[What needs to be done] Reproduce the line containing "OCR this image." exactly, along with each line after it through the end of the data; pictures are left out.

┌─ Listed records

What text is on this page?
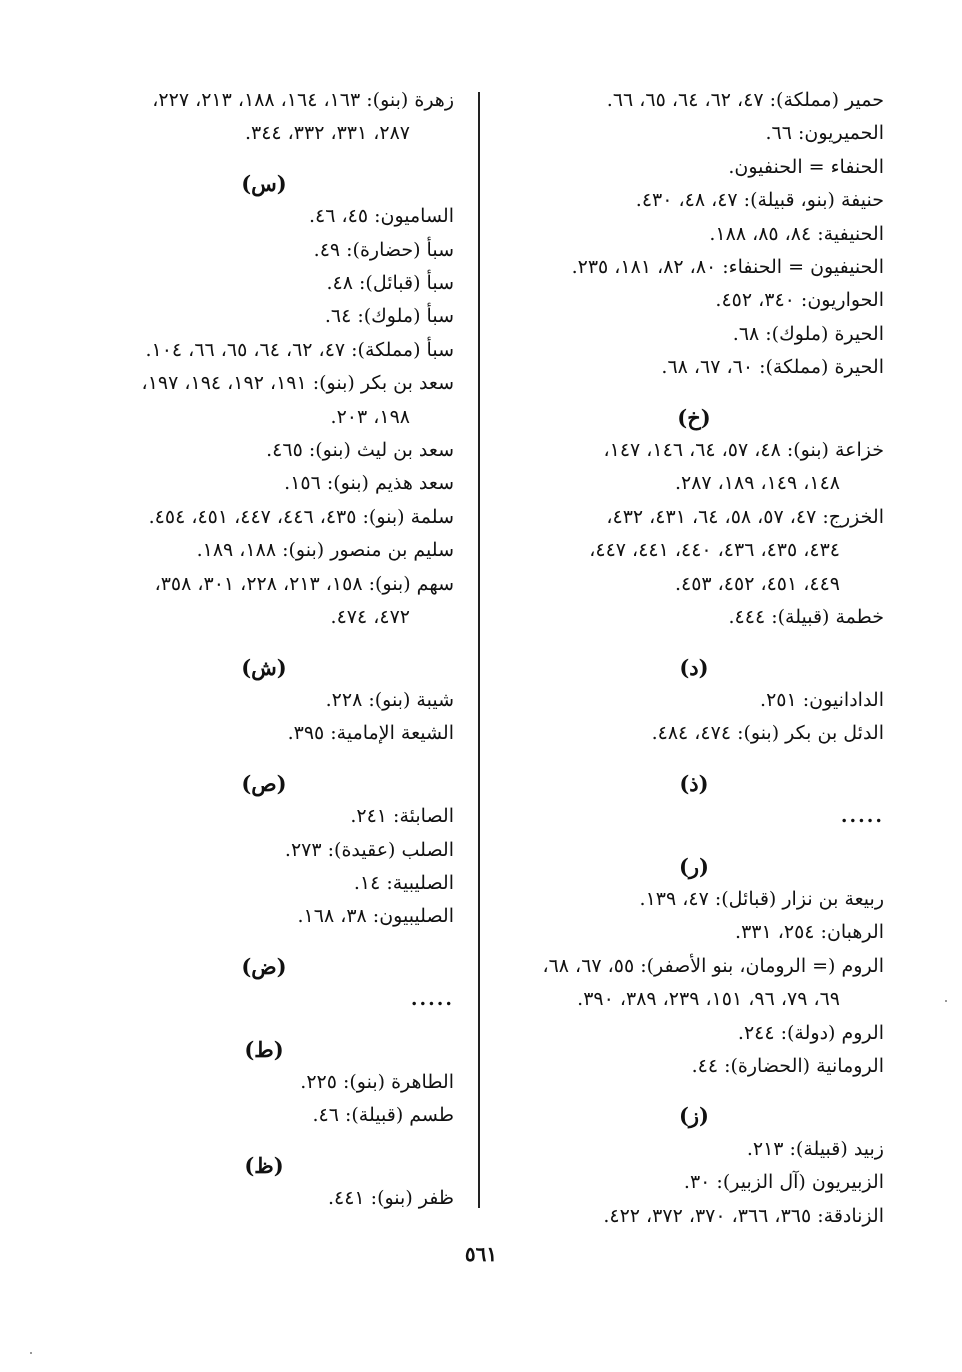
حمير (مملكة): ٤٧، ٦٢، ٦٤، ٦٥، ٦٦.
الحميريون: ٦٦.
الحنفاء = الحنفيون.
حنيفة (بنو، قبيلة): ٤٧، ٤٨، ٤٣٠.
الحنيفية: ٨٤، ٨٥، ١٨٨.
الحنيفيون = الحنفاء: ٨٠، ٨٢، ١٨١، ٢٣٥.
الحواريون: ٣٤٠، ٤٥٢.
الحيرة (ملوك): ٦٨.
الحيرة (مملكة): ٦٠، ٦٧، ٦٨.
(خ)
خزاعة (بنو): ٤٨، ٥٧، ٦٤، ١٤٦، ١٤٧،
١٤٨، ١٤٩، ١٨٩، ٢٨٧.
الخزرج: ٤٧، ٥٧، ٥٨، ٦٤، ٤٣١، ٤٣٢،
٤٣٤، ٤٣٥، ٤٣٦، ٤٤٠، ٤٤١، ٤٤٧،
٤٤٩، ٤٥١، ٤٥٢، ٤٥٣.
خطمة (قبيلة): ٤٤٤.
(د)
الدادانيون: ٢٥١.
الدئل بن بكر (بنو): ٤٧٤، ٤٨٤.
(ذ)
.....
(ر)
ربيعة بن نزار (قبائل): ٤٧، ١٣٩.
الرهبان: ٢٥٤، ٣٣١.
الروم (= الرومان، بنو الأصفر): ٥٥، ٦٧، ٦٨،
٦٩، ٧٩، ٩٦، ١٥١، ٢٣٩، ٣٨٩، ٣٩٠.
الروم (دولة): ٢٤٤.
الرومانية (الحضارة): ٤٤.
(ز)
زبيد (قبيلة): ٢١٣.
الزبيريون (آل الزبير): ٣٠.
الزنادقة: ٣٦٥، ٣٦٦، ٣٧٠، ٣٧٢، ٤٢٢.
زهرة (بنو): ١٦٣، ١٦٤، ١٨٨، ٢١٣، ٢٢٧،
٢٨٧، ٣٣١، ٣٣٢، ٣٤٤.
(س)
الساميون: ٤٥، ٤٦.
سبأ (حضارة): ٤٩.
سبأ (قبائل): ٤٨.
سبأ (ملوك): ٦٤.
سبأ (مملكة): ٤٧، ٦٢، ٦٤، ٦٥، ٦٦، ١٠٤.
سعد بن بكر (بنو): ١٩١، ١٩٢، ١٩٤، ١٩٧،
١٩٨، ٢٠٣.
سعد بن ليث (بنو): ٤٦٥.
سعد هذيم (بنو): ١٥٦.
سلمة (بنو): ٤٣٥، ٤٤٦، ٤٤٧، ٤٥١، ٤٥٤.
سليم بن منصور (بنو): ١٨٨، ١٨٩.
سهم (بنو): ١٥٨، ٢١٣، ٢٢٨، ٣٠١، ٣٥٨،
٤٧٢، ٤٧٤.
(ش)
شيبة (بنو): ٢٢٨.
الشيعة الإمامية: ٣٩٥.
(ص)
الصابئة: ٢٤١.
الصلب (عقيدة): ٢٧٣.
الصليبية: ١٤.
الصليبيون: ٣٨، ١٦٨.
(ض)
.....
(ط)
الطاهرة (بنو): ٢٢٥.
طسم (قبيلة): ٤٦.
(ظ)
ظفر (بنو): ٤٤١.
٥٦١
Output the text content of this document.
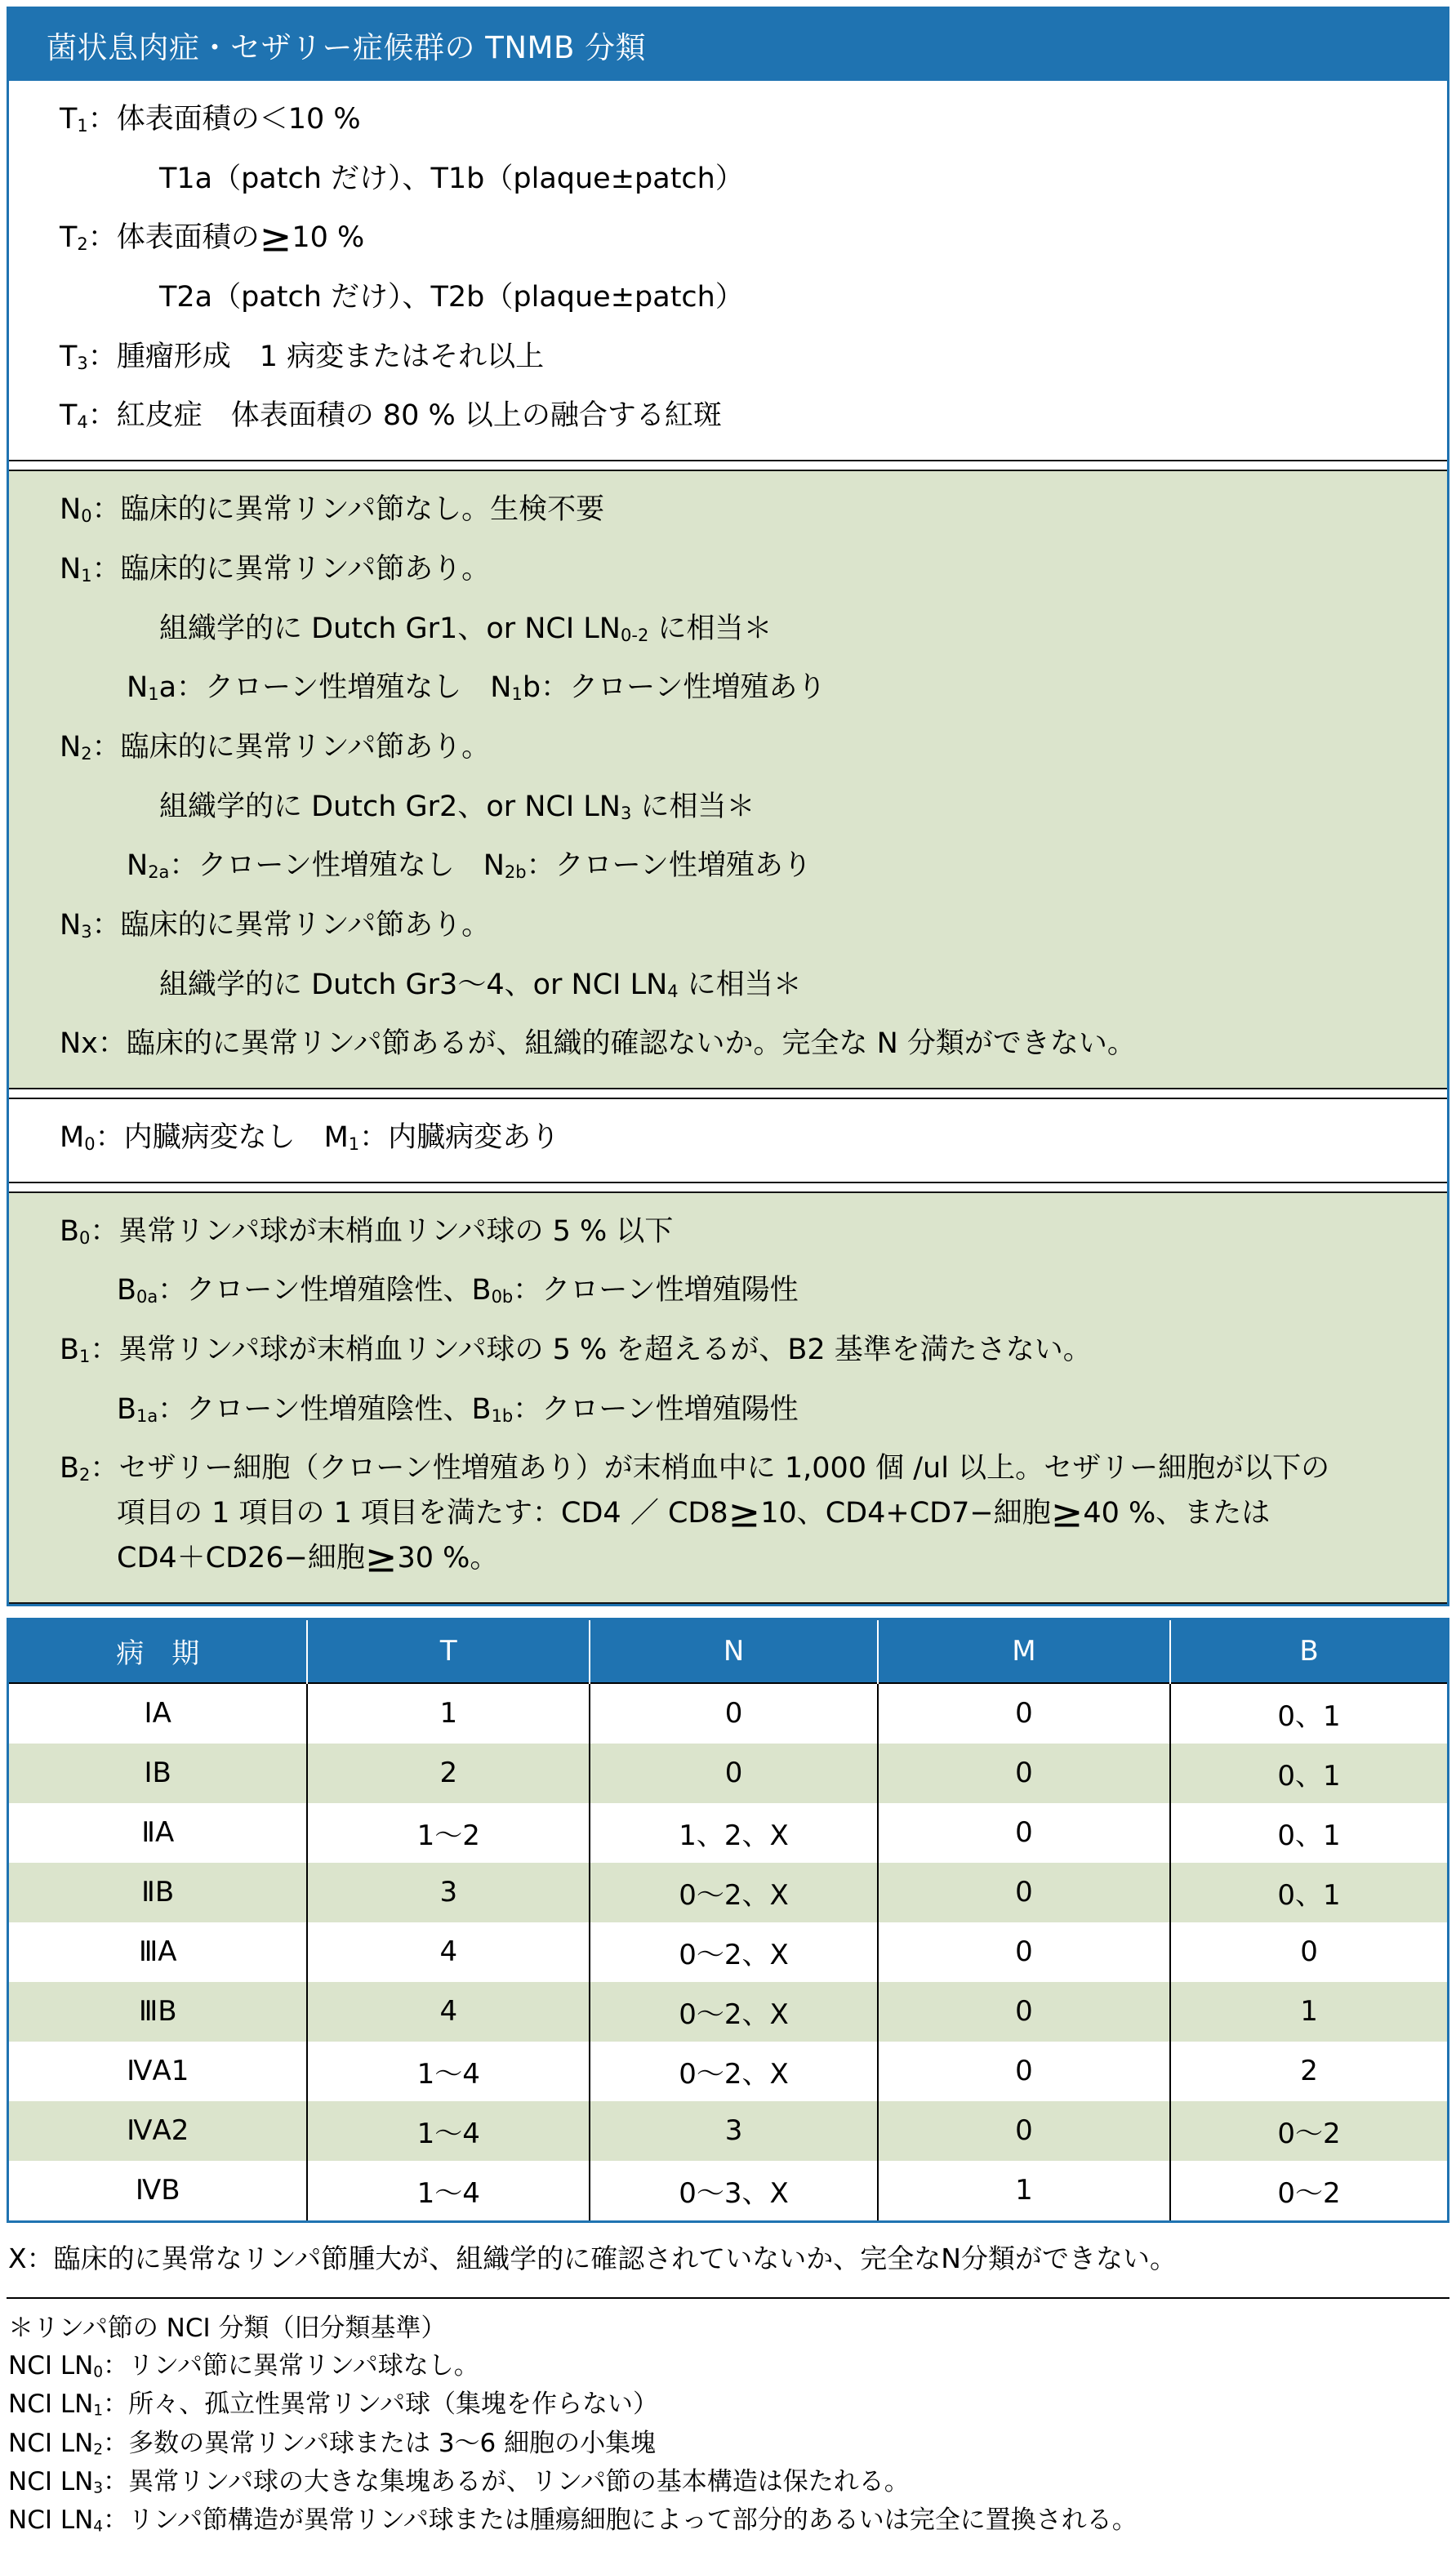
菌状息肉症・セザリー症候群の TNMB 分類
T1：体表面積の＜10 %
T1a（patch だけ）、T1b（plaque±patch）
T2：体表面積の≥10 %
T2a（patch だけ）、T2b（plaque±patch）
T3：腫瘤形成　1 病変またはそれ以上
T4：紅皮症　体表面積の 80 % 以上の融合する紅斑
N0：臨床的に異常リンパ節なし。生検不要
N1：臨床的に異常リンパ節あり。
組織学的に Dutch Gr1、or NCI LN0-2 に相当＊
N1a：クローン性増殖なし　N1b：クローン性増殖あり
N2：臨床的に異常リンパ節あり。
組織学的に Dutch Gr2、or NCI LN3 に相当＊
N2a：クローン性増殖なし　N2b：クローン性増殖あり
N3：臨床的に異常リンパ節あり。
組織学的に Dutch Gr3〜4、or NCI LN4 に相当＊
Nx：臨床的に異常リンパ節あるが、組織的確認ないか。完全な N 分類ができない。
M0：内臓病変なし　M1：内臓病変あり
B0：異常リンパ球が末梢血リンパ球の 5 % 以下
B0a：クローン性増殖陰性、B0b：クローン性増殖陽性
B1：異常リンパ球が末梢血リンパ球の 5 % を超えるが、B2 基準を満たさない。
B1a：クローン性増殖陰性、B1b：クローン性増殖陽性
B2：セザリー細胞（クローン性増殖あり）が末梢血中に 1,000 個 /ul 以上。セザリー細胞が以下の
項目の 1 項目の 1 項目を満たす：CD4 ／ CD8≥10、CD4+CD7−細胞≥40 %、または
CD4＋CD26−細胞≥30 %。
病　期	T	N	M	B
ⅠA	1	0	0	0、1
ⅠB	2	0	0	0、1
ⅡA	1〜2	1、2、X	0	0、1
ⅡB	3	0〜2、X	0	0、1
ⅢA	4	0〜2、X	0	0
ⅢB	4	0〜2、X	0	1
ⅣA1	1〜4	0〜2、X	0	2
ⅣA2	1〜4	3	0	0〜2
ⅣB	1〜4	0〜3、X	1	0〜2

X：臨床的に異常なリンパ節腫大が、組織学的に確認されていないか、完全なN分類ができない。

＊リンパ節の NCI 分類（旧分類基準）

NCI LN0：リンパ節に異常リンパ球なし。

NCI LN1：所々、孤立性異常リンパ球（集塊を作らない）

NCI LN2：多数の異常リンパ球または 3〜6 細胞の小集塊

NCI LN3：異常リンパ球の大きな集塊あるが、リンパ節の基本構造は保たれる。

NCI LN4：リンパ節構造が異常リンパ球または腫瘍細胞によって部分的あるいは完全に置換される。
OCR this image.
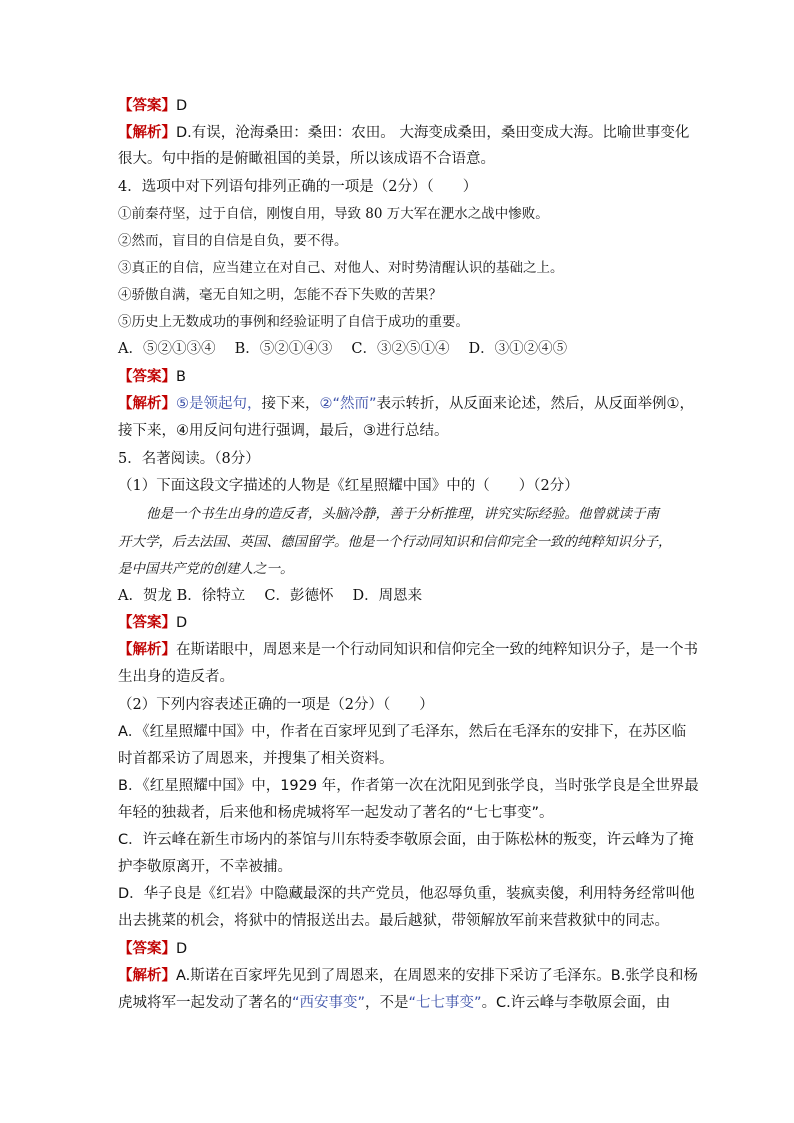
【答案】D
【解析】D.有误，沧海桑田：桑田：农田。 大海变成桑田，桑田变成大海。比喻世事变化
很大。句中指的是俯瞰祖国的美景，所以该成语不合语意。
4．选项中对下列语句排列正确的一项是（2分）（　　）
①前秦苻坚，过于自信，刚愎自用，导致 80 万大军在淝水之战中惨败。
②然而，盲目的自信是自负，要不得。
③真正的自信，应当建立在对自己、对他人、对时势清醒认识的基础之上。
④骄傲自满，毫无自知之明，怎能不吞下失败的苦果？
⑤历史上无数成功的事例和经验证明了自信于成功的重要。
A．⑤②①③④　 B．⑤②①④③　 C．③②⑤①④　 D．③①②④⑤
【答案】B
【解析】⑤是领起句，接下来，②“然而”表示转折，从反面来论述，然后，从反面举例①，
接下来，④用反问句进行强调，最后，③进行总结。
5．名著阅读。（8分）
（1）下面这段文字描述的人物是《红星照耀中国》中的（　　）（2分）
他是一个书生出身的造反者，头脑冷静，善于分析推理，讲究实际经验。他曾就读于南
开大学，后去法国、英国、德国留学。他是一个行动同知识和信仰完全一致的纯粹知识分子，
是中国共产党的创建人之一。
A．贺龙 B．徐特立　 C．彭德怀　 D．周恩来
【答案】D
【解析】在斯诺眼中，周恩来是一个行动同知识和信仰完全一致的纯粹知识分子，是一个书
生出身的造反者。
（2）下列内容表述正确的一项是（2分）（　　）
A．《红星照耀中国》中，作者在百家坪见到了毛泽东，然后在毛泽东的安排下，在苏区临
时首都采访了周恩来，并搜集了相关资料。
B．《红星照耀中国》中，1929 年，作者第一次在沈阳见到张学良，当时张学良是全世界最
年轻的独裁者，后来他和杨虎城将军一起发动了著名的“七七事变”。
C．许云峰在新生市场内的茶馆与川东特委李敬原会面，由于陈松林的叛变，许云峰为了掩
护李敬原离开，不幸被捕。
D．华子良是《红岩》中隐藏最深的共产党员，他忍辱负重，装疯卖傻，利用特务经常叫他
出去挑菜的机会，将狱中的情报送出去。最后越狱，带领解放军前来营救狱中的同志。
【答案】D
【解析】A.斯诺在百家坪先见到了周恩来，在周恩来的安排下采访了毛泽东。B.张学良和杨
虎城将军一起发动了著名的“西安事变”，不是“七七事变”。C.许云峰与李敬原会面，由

└─

[Response to this task]
OCR this image.
【答案】D
【解析】D.有误，沧海桑田：桑田：农田。 大海变成桑田，桑田变成大海。比喻世事变化
很大。句中指的是俯瞰祖国的美景，所以该成语不合语意。
4．选项中对下列语句排列正确的一项是（2分）（　　）
①前秦苻坚，过于自信，刚愎自用，导致 80 万大军在淝水之战中惨败。
②然而，盲目的自信是自负，要不得。
③真正的自信，应当建立在对自己、对他人、对时势清醒认识的基础之上。
④骄傲自满，毫无自知之明，怎能不吞下失败的苦果？
⑤历史上无数成功的事例和经验证明了自信于成功的重要。
A．⑤②①③④　 B．⑤②①④③　 C．③②⑤①④　 D．③①②④⑤
【答案】B
【解析】⑤是领起句，接下来，②“然而”表示转折，从反面来论述，然后，从反面举例①，
接下来，④用反问句进行强调，最后，③进行总结。
5．名著阅读。（8分）
（1）下面这段文字描述的人物是《红星照耀中国》中的（　　）（2分）
他是一个书生出身的造反者，头脑冷静，善于分析推理，讲究实际经验。他曾就读于南
开大学，后去法国、英国、德国留学。他是一个行动同知识和信仰完全一致的纯粹知识分子，
是中国共产党的创建人之一。
A．贺龙 B．徐特立　 C．彭德怀　 D．周恩来
【答案】D
【解析】在斯诺眼中，周恩来是一个行动同知识和信仰完全一致的纯粹知识分子，是一个书
生出身的造反者。
（2）下列内容表述正确的一项是（2分）（　　）
A．《红星照耀中国》中，作者在百家坪见到了毛泽东，然后在毛泽东的安排下，在苏区临
时首都采访了周恩来，并搜集了相关资料。
B．《红星照耀中国》中，1929 年，作者第一次在沈阳见到张学良，当时张学良是全世界最
年轻的独裁者，后来他和杨虎城将军一起发动了著名的“七七事变”。
C．许云峰在新生市场内的茶馆与川东特委李敬原会面，由于陈松林的叛变，许云峰为了掩
护李敬原离开，不幸被捕。
D．华子良是《红岩》中隐藏最深的共产党员，他忍辱负重，装疯卖傻，利用特务经常叫他
出去挑菜的机会，将狱中的情报送出去。最后越狱，带领解放军前来营救狱中的同志。
【答案】D
【解析】A.斯诺在百家坪先见到了周恩来，在周恩来的安排下采访了毛泽东。B.张学良和杨
虎城将军一起发动了著名的“西安事变”，不是“七七事变”。C.许云峰与李敬原会面，由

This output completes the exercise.